> [EXERCISE DIRECTIONS] Would it be possible to quote, exactly and in full, the lines from the one with "What data populates" through the end of the entries below?

Extracted data entries:
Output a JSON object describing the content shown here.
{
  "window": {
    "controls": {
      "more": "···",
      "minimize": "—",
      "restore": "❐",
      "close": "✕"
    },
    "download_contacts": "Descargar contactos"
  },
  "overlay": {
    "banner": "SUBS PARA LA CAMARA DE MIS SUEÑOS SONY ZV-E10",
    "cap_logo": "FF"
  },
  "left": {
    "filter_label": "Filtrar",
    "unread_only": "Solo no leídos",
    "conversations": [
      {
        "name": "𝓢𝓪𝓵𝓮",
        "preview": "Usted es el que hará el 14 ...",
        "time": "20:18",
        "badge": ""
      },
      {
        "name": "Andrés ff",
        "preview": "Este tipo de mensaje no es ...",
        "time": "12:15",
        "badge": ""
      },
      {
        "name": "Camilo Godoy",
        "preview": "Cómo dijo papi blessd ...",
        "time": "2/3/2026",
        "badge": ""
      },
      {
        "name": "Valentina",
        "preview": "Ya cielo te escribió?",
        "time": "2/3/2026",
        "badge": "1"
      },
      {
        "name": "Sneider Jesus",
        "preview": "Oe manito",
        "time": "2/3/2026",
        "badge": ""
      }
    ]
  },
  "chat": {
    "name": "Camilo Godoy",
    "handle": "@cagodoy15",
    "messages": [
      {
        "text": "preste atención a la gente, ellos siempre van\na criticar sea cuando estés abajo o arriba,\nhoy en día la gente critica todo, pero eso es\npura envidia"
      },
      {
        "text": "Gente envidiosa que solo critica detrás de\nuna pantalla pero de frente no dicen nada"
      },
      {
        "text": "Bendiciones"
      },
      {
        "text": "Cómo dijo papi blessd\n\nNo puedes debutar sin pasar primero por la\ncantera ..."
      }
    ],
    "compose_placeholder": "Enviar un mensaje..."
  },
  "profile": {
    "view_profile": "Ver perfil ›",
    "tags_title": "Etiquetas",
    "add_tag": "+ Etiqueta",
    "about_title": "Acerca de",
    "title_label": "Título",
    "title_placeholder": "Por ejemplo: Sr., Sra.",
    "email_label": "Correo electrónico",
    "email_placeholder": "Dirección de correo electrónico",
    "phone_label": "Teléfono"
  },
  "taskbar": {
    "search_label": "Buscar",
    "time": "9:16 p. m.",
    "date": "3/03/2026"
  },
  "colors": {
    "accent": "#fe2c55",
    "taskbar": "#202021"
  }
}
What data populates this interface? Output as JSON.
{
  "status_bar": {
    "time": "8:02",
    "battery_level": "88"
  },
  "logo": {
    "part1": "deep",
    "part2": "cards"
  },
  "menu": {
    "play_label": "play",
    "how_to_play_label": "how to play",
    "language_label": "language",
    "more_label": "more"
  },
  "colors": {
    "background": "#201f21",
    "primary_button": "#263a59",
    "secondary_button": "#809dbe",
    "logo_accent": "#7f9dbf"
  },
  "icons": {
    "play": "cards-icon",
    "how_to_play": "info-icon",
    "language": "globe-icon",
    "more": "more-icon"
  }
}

> [CORRECT RESPONSE]
What data populates this interface? Output as JSON.
{
  "status_bar": {
    "time": "8:02",
    "battery_level": "88"
  },
  "logo": {
    "part1": "deep",
    "part2": "cards"
  },
  "menu": {
    "play_label": "play",
    "how_to_play_label": "how to play",
    "language_label": "language",
    "more_label": "more"
  },
  "colors": {
    "background": "#201f21",
    "primary_button": "#263a59",
    "secondary_button": "#809dbe",
    "logo_accent": "#7f9dbf"
  },
  "icons": {
    "play": "cards-icon",
    "how_to_play": "info-icon",
    "language": "globe-icon",
    "more": "more-icon"
  }
}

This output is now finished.